-- begin GIVEN ENTRIES --

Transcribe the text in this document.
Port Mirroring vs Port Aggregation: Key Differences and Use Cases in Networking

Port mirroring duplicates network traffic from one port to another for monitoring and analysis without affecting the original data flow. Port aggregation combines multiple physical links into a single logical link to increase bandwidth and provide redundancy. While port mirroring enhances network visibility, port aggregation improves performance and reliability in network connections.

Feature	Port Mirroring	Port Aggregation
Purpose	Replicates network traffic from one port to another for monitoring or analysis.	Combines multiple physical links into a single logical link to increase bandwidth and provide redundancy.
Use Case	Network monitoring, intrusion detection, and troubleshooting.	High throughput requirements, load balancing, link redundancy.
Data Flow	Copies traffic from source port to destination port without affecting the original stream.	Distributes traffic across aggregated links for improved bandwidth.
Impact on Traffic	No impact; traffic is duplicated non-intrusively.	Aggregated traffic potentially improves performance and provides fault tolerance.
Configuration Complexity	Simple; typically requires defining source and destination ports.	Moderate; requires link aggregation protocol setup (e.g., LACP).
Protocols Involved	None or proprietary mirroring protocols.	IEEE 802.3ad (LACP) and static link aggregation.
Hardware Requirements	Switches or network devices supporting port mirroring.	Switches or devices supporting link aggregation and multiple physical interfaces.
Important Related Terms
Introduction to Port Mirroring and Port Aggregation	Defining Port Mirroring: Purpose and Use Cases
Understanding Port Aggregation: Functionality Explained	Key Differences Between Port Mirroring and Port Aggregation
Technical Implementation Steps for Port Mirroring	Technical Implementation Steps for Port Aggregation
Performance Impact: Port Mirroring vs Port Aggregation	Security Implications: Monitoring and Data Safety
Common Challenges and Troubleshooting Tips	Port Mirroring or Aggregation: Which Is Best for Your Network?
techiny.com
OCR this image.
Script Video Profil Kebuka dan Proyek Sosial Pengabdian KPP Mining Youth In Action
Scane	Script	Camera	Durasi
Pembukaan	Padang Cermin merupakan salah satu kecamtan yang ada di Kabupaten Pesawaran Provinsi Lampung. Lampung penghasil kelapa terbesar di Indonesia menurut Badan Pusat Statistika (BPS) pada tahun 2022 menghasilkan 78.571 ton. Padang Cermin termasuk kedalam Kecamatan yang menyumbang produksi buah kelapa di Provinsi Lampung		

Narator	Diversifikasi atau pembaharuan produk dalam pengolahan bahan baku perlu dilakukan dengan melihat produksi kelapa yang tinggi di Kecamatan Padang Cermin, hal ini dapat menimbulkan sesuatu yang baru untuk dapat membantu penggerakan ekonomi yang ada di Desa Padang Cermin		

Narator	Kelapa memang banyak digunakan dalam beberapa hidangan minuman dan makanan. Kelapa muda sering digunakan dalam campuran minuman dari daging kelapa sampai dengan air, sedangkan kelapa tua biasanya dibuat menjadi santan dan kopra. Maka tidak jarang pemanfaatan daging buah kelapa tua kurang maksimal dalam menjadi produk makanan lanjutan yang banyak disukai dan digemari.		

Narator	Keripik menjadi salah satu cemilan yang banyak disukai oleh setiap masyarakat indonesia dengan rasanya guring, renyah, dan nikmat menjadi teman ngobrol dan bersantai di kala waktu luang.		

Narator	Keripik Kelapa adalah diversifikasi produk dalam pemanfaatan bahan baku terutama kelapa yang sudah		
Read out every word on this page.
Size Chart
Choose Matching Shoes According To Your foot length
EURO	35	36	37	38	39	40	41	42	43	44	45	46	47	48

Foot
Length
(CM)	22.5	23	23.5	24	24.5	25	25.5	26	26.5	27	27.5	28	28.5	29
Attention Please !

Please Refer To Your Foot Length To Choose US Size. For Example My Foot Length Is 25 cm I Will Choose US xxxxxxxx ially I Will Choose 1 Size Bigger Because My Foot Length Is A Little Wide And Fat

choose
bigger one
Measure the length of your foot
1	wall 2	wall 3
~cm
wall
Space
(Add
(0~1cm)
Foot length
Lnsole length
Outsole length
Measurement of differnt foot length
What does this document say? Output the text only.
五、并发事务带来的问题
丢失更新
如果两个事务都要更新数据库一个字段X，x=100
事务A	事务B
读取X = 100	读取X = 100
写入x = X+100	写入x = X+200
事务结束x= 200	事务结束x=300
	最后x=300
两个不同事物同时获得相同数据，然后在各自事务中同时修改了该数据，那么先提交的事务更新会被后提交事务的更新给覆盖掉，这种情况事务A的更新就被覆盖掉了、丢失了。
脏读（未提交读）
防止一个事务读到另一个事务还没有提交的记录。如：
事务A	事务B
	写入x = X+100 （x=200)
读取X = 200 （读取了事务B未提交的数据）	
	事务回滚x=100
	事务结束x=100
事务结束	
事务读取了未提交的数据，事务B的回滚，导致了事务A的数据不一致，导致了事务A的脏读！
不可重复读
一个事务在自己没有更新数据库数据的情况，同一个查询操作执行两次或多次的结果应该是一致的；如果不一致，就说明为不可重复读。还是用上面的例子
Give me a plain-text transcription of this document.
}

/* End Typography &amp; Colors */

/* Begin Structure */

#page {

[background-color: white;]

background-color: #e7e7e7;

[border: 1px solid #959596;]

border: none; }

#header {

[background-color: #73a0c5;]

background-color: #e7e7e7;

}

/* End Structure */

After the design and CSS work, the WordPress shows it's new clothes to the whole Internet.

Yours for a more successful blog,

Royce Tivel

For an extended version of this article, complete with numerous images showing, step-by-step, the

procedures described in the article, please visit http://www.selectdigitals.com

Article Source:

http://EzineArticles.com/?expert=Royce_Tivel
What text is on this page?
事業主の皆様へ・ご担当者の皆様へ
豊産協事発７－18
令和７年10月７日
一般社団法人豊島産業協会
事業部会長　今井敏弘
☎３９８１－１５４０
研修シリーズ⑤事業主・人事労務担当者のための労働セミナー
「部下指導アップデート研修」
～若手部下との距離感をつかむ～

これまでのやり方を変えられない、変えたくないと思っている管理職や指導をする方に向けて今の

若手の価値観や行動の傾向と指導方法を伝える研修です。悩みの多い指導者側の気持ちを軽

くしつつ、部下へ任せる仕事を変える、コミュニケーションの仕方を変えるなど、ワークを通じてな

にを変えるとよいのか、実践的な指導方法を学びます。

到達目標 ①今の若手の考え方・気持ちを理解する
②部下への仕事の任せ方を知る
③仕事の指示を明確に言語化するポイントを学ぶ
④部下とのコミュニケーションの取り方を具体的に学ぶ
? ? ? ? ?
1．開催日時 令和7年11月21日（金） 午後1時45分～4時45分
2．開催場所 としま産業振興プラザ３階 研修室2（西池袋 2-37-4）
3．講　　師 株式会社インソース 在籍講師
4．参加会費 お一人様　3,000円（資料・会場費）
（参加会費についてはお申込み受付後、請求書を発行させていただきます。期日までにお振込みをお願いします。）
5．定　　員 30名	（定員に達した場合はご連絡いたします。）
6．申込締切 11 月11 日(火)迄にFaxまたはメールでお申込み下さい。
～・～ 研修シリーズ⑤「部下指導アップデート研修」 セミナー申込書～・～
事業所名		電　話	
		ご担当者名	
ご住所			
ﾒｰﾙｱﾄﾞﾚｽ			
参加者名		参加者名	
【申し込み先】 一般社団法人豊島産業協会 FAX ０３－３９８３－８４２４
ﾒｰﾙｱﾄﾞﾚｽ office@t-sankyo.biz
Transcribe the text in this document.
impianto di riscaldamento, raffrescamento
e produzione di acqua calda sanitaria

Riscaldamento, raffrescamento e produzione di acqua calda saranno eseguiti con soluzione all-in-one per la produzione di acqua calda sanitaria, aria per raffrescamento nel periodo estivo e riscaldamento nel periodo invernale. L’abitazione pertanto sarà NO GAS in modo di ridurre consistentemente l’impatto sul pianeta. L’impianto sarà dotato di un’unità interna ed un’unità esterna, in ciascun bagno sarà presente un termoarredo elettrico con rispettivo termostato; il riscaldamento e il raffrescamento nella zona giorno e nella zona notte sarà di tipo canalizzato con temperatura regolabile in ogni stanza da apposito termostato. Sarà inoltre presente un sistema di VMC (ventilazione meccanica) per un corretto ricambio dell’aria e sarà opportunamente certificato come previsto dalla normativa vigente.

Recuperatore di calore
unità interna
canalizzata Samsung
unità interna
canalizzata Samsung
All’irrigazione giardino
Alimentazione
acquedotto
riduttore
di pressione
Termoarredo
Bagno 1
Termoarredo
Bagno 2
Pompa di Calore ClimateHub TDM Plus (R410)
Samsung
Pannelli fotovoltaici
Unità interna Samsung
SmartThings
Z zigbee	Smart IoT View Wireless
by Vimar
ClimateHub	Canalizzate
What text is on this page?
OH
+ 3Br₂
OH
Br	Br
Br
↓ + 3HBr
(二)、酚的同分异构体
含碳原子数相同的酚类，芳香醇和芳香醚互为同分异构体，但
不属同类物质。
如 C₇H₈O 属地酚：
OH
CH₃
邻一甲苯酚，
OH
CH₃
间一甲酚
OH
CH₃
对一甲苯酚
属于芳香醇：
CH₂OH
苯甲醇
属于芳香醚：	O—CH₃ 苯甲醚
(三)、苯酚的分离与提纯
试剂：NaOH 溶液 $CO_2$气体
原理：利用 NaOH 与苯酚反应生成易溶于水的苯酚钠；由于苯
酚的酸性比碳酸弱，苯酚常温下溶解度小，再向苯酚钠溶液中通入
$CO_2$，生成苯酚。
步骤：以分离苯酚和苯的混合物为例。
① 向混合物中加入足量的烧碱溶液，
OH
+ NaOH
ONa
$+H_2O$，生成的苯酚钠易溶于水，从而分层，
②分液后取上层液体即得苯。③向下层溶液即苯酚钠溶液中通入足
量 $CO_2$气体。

-- end GIVEN ENTRIES --

SET PROBLEM » In the entries above, find lines with "bandwidth" and copy each.

CORRECT ANSWER »
Port mirroring duplicates network traffic from one port to another for monitoring and analysis without affecting the original data flow. Port aggregation combines multiple physical links into a single logical link to increase bandwidth and provide redundancy. While port mirroring enhances network visibility, port aggregation improves performance and reliability in network connections.
Purpose	Replicates network traffic from one port to another for monitoring or analysis.	Combines multiple physical links into a single logical link to increase bandwidth and provide redundancy.
Data Flow	Copies traffic from source port to destination port without affecting the original stream.	Distributes traffic across aggregated links for improved bandwidth.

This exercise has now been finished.